Textausschnitt:
........

Anmeldungsdatum: 14.08.2014
Beiträge: 3259

Beitrag index_razor Verfasst am: 10. Jul 2021 13:36    Titel: Zu Schrödingers Kritik an der Kopenhagener Interpretation Antworten mit Zitat

In diesem Thread wurde auf einen Wikipediaartikel verwiesen, der sich mit Schrödingers Kritik an der Kopenhagener Interpretation auseinandersetzt. Der Artikel behauptet:

"Das Paradoxon besteht erstens darin, dass in dem Gedankenexperiment eine Katze in einen Zustand gebracht wird, in dem sie nach der Kopenhagener Deutung gleichzeitig „lebendig“ und „tot“ ist. Zweitens würde, ebenfalls nach der Kopenhagener Deutung, dieser unbestimmte Zustand so lange bestehen bleiben, bis er von einem Beobachter untersucht wird. Dann erst würde die Katze auf einen der Zustände „lebendig“ oder „tot“ festgelegt. Beides widerspricht der Anschauung und Alltagserfahrung mit makroskopischen Dingen.

........

Datenauszug:

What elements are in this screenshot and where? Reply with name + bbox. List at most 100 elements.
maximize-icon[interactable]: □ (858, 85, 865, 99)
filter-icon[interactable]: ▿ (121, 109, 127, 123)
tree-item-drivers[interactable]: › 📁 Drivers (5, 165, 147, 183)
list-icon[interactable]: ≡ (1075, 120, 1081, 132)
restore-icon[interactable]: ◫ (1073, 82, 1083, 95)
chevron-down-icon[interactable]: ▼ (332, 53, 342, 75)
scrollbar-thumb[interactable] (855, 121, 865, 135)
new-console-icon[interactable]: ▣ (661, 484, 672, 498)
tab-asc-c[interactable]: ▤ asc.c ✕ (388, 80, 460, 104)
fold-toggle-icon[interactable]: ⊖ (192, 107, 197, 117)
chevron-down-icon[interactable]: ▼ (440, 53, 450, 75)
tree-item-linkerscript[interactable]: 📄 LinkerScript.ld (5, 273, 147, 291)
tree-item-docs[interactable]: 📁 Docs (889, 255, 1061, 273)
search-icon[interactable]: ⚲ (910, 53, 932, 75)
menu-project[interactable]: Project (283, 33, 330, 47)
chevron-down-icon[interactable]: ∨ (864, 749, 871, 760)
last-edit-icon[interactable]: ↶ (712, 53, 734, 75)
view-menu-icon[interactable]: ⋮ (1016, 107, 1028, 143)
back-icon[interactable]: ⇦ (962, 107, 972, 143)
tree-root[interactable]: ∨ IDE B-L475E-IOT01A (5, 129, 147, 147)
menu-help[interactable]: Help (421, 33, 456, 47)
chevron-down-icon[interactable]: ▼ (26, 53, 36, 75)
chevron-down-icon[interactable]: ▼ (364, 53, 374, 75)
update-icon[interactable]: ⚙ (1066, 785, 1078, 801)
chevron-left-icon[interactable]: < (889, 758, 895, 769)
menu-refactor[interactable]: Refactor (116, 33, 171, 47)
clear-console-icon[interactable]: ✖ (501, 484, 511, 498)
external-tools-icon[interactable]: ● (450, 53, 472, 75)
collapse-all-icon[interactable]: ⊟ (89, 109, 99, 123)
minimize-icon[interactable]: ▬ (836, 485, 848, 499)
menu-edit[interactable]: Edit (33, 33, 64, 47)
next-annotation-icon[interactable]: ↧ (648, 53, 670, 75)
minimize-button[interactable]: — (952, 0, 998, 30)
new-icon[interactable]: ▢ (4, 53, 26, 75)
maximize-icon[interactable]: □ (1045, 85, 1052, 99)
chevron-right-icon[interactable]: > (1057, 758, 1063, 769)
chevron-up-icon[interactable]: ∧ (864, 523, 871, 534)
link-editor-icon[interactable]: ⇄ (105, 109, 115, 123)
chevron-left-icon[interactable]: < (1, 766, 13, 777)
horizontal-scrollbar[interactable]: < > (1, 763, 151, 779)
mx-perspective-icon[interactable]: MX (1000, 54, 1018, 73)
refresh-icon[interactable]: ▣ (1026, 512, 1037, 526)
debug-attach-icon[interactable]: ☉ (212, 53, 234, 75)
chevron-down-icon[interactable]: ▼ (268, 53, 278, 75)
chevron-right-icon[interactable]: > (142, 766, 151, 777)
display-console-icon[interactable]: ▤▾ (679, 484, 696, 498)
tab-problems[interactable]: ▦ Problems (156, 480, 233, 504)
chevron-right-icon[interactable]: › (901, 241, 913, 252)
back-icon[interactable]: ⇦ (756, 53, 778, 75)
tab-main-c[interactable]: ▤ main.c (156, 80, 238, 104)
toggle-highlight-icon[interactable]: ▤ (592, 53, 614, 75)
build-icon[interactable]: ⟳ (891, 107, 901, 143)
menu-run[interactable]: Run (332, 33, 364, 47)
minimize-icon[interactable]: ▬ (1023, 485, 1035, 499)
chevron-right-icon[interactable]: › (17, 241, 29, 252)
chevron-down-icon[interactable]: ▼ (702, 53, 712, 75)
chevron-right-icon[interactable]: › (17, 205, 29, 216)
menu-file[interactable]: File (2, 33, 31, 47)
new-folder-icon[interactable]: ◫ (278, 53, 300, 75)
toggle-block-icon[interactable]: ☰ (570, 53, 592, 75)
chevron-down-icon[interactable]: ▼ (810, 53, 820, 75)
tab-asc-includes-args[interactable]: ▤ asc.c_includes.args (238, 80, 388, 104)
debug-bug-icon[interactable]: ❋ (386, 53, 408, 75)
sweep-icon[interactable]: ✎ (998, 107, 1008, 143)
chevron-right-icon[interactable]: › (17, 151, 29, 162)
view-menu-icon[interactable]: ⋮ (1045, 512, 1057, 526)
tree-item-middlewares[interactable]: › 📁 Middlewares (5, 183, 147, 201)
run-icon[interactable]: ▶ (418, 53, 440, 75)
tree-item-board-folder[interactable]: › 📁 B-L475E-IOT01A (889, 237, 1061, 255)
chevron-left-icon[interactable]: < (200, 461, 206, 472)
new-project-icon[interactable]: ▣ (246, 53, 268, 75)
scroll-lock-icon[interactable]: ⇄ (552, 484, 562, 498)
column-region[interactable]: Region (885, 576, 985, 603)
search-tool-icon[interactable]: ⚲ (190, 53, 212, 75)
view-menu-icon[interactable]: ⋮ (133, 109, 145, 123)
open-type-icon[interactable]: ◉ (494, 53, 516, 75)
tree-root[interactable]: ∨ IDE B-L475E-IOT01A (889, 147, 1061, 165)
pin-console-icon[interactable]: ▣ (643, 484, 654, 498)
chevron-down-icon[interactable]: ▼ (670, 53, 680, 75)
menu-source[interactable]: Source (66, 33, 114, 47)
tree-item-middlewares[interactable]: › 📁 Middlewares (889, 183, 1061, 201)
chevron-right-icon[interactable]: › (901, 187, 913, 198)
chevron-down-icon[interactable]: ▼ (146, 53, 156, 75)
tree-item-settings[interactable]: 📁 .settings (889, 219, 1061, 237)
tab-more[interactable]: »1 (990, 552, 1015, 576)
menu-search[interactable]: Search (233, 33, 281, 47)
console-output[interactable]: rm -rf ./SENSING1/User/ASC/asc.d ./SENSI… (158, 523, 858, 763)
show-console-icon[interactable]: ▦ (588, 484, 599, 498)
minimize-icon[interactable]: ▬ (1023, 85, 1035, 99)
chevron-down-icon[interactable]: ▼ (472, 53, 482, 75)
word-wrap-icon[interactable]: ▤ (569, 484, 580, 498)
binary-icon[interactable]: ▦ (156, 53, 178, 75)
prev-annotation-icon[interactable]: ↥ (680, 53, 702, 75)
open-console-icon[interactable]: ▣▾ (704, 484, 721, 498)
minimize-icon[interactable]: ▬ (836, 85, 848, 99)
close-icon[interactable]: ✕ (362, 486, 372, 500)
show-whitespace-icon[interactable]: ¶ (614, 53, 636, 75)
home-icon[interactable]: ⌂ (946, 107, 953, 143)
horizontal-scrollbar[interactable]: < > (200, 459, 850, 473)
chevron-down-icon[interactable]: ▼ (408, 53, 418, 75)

........

Aufgaben:
1. Stimmen diese Aussagen mit dem Textausschnitt überein? Antworten Sie jeweils mit Ja oder Nein und zitieren Sie die entscheidenden Worte wörtlich.
(a) Der Beitrag wurde am 10. Juli 2021 verfasst.
(b) Laut dem zitierten Artikel bleibt der unbestimmte Zustand bestehen, bis ein Beobachter ihn untersucht.
(c) Laut dem zitierten Artikel stimmt beides mit der Alltagserfahrung bei makroskopischen Dingen überein.
2. Beantworten Sie anhand des Textausschnitts:
(a) Welche Zahl an Beiträgen ist angegeben?
(b) Welches Anmeldungsdatum steht dort?
(c) In welchen beiden Zuständen ist die Katze laut dem zitierten Artikel nach der Kopenhagener Deutung gleichzeitig?
Die Einträge spielen hierfür keine Rolle.

Antworten je Aufgabe:
1.
(a) Ja: „Verfasst am: 10. Jul 2021 13:36“
(b) Ja: „dieser unbestimmte Zustand so lange bestehen bleiben, bis er von einem Beobachter untersucht wird“
(c) Nein: „Beides widerspricht der Anschauung und Alltagserfahrung mit makroskopischen Dingen.“

2.
(a) 3259
(b) 14.08.2014
(c) „lebendig“ und „tot“